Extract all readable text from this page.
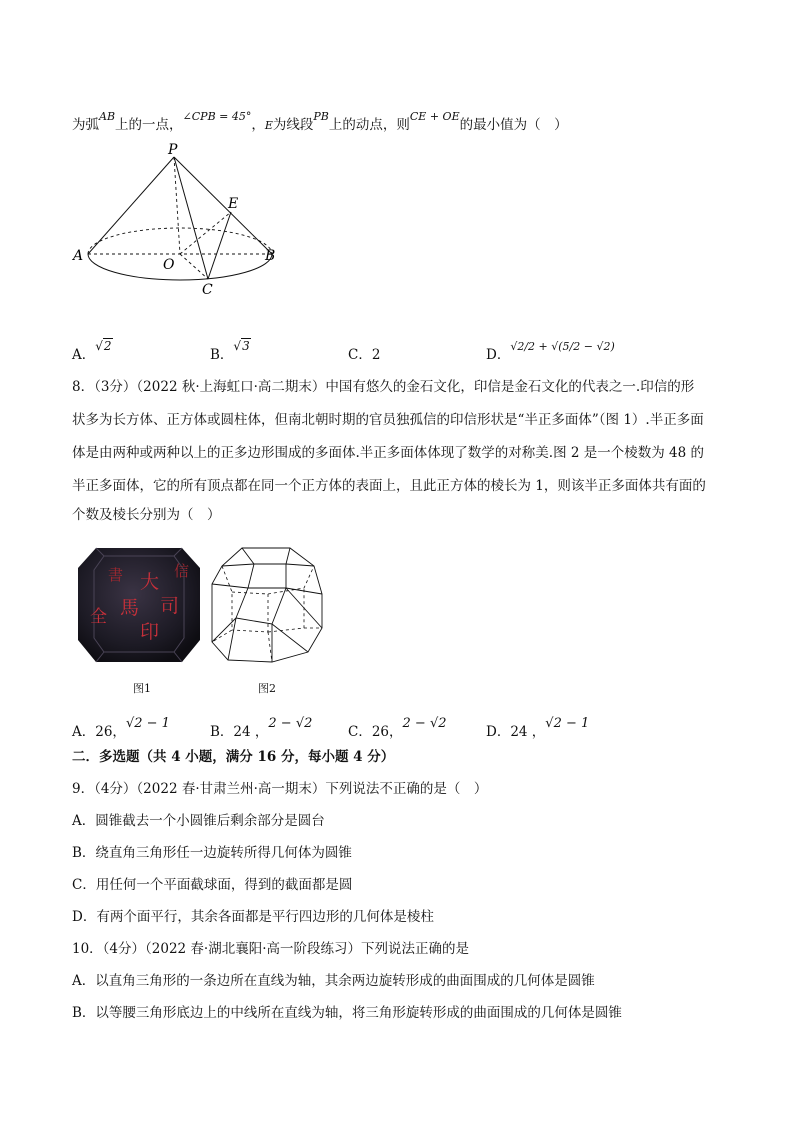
为弧$^{AB}$上的一点，$^{\angle CPB = 45^\circ}$，E为线段$^{PB}$上的动点，则$^{CE + OE}$的最小值为（　）
P
E
A
O
B
C
A．√2
B．√3
C．2	D．$^{√2/2 + √(5/2 - √2)}$
8．（3分）（2022 秋·上海虹口·高二期末）中国有悠久的金石文化，印信是金石文化的代表之一.印信的形
状多为长方体、正方体或圆柱体，但南北朝时期的官员独孤信的印信形状是“半正多面体”（图 1）.半正多面
体是由两种或两种以上的正多边形围成的多面体.半正多面体体现了数学的对称美.图 2 是一个棱数为 48 的
半正多面体，它的所有顶点都在同一个正方体的表面上，且此正方体的棱长为 1，则该半正多面体共有面的
个数及棱长分别为（　）
大
司
馬
印
全
書	信
图1	图2
A．26，√2 − 1
B．24 ，2 − √2
C．26，2 − √2
D．24 ，√2 − 1
二．多选题（共 4 小题，满分 16 分，每小题 4 分）
9．（4分）（2022 春·甘肃兰州·高一期末）下列说法不正确的是（　）
A．圆锥截去一个小圆锥后剩余部分是圆台
B．绕直角三角形任一边旋转所得几何体为圆锥
C．用任何一个平面截球面，得到的截面都是圆
D．有两个面平行，其余各面都是平行四边形的几何体是棱柱
10．（4分）（2022 春·湖北襄阳·高一阶段练习）下列说法正确的是
A．以直角三角形的一条边所在直线为轴，其余两边旋转形成的曲面围成的几何体是圆锥
B．以等腰三角形底边上的中线所在直线为轴，将三角形旋转形成的曲面围成的几何体是圆锥
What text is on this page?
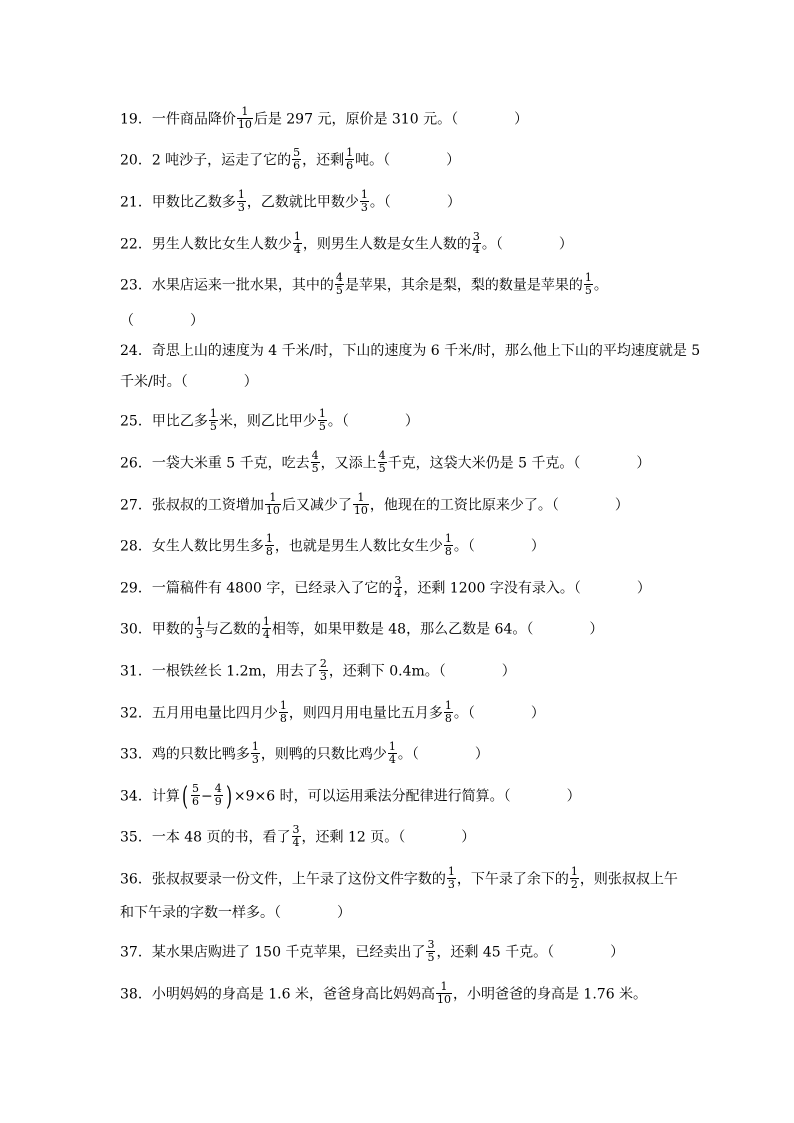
19．一件商品降价 $\frac{1}{10}$ 后是 297 元，原价是 310 元。（　　　　）
20．2 吨沙子，运走了它的 $\frac{5}{6}$ ，还剩 $\frac{1}{6}$ 吨。（　　　　）
21．甲数比乙数多 $\frac{1}{3}$ ，乙数就比甲数少 $\frac{1}{3}$ 。（　　　　）
22．男生人数比女生人数少 $\frac{1}{4}$ ，则男生人数是女生人数的 $\frac{3}{4}$ 。（　　　　）
23．水果店运来一批水果，其中的 $\frac{4}{5}$ 是苹果，其余是梨，梨的数量是苹果的 $\frac{1}{5}$ 。
（　　　　）
24．奇思上山的速度为 4 千米/时，下山的速度为 6 千米/时，那么他上下山的平均速度就是 5
千米/时。（　　　　）
25．甲比乙多 $\frac{1}{5}$ 米，则乙比甲少 $\frac{1}{5}$ 。（　　　　）
26．一袋大米重 5 千克，吃去 $\frac{4}{5}$ ，又添上 $\frac{4}{5}$ 千克，这袋大米仍是 5 千克。（　　　　）
27．张叔叔的工资增加 $\frac{1}{10}$ 后又减少了 $\frac{1}{10}$ ，他现在的工资比原来少了。（　　　　）
28．女生人数比男生多 $\frac{1}{8}$ ，也就是男生人数比女生少 $\frac{1}{8}$ 。（　　　　）
29．一篇稿件有 4800 字，已经录入了它的 $\frac{3}{4}$ ，还剩 1200 字没有录入。（　　　　）
30．甲数的 $\frac{1}{3}$ 与乙数的 $\frac{1}{4}$ 相等，如果甲数是 48，那么乙数是 64。（　　　　）
31．一根铁丝长 1.2m，用去了 $\frac{2}{3}$ ，还剩下 0.4m。（　　　　）
32．五月用电量比四月少 $\frac{1}{8}$ ，则四月用电量比五月多 $\frac{1}{8}$ 。（　　　　）
33．鸡的只数比鸭多 $\frac{1}{3}$ ，则鸭的只数比鸡少 $\frac{1}{4}$ 。（　　　　）
34．计算( $\frac{5}{6} - \frac{4}{9}$ ) ×9×6 时，可以运用乘法分配律进行简算。（　　　　）
35．一本 48 页的书，看了 $\frac{3}{4}$ ，还剩 12 页。（　　　　）
36．张叔叔要录一份文件，上午录了这份文件字数的 $\frac{1}{3}$ ，下午录了余下的 $\frac{1}{2}$ ，则张叔叔上午
和下午录的字数一样多。（　　　　）
37．某水果店购进了 150 千克苹果，已经卖出了 $\frac{3}{5}$ ，还剩 45 千克。（　　　　）
38．小明妈妈的身高是 1.6 米，爸爸身高比妈妈高 $\frac{1}{10}$ ，小明爸爸的身高是 1.76 米。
###
**What to work on:**
Tally up the lines in the records containing the word "this", then give the count and nothing else.

**Answer to the task:**
2